## Records for this task
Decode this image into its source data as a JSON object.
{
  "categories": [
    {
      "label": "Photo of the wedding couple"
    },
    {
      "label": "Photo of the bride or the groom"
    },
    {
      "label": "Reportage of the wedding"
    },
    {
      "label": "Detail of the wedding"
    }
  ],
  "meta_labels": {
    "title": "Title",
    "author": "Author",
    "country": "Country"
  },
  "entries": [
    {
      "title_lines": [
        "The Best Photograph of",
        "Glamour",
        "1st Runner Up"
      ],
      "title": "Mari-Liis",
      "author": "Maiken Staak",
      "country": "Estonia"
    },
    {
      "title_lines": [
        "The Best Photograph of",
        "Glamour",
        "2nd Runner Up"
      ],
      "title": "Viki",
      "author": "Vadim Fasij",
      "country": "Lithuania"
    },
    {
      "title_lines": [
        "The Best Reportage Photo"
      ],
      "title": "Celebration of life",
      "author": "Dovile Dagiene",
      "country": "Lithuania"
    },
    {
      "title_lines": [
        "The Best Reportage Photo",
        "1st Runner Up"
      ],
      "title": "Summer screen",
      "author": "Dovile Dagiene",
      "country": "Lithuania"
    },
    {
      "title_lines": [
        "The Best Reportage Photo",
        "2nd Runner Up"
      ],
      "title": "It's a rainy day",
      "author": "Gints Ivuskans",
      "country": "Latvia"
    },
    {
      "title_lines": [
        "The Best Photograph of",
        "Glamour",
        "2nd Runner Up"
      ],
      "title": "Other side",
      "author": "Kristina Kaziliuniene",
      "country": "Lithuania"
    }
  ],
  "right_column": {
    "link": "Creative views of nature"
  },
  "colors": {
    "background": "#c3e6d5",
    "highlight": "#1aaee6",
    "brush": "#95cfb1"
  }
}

--

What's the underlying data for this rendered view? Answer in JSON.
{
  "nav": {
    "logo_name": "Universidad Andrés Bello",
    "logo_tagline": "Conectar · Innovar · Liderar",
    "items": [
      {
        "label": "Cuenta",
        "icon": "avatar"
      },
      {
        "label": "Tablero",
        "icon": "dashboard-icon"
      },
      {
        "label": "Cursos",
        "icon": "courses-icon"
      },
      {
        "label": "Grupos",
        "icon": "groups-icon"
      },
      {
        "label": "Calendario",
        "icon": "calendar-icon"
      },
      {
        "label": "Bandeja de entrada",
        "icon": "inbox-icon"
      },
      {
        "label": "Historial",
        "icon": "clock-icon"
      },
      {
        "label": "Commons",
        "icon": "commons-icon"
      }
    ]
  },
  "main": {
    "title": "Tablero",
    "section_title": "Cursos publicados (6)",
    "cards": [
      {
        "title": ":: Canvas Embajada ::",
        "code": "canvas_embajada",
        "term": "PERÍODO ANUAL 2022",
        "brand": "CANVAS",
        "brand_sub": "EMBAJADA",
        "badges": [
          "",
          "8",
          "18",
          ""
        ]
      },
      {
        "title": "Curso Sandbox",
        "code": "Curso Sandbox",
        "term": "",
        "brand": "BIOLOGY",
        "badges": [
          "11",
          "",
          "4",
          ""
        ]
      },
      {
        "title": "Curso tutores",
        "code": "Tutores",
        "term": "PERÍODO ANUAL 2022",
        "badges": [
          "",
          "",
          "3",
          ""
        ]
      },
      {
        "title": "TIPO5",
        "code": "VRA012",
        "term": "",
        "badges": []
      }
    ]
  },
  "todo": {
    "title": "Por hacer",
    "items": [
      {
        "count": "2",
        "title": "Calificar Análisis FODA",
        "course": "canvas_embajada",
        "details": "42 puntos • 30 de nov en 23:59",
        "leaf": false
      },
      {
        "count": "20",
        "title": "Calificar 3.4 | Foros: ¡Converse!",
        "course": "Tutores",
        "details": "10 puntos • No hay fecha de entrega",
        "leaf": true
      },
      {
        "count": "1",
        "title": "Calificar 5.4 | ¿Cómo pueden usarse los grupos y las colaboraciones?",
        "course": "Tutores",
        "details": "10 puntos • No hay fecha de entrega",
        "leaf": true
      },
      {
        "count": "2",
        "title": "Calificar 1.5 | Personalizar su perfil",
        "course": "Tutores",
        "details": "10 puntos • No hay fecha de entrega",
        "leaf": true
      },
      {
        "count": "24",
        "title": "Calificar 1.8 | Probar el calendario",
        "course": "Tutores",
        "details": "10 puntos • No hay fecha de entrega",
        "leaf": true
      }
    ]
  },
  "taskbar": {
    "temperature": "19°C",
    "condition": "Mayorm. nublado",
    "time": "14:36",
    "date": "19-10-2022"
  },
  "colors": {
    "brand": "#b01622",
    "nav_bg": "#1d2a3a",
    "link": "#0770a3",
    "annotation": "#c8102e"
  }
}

## Aim
Of the lines in the material, how many include "data"? Respond with the number alone.

## Answer to this problem
2